**Objective**
Each entry below is to be printed verbatim.
■ ■ ■ ■ ■ ■ ■
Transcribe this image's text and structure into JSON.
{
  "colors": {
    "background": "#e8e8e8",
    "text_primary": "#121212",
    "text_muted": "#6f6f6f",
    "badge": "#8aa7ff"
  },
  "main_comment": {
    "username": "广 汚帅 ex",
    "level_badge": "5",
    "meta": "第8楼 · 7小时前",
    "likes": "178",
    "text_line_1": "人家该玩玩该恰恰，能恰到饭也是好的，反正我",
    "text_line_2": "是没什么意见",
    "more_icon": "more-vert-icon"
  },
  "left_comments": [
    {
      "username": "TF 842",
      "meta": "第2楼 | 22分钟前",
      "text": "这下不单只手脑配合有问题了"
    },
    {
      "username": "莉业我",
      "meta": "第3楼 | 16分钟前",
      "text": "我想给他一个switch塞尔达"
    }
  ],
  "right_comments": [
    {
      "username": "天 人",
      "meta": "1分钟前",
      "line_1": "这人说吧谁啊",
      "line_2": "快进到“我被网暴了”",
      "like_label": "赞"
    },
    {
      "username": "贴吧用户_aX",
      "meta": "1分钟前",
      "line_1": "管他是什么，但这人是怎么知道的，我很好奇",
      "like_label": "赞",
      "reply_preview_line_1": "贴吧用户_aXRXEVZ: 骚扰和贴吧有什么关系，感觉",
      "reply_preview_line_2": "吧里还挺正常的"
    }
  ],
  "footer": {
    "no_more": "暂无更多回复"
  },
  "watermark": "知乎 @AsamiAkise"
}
■ ■ ■ ■ ■ ■ ■
**Answer for the task**
Transcribe this image's text and structure into JSON.
{
  "colors": {
    "background": "#e8e8e8",
    "text_primary": "#121212",
    "text_muted": "#6f6f6f",
    "badge": "#8aa7ff"
  },
  "main_comment": {
    "username": "广 汚帅 ex",
    "level_badge": "5",
    "meta": "第8楼 · 7小时前",
    "likes": "178",
    "text_line_1": "人家该玩玩该恰恰，能恰到饭也是好的，反正我",
    "text_line_2": "是没什么意见",
    "more_icon": "more-vert-icon"
  },
  "left_comments": [
    {
      "username": "TF 842",
      "meta": "第2楼 | 22分钟前",
      "text": "这下不单只手脑配合有问题了"
    },
    {
      "username": "莉业我",
      "meta": "第3楼 | 16分钟前",
      "text": "我想给他一个switch塞尔达"
    }
  ],
  "right_comments": [
    {
      "username": "天 人",
      "meta": "1分钟前",
      "line_1": "这人说吧谁啊",
      "line_2": "快进到“我被网暴了”",
      "like_label": "赞"
    },
    {
      "username": "贴吧用户_aX",
      "meta": "1分钟前",
      "line_1": "管他是什么，但这人是怎么知道的，我很好奇",
      "like_label": "赞",
      "reply_preview_line_1": "贴吧用户_aXRXEVZ: 骚扰和贴吧有什么关系，感觉",
      "reply_preview_line_2": "吧里还挺正常的"
    }
  ],
  "footer": {
    "no_more": "暂无更多回复"
  },
  "watermark": "知乎 @AsamiAkise"
}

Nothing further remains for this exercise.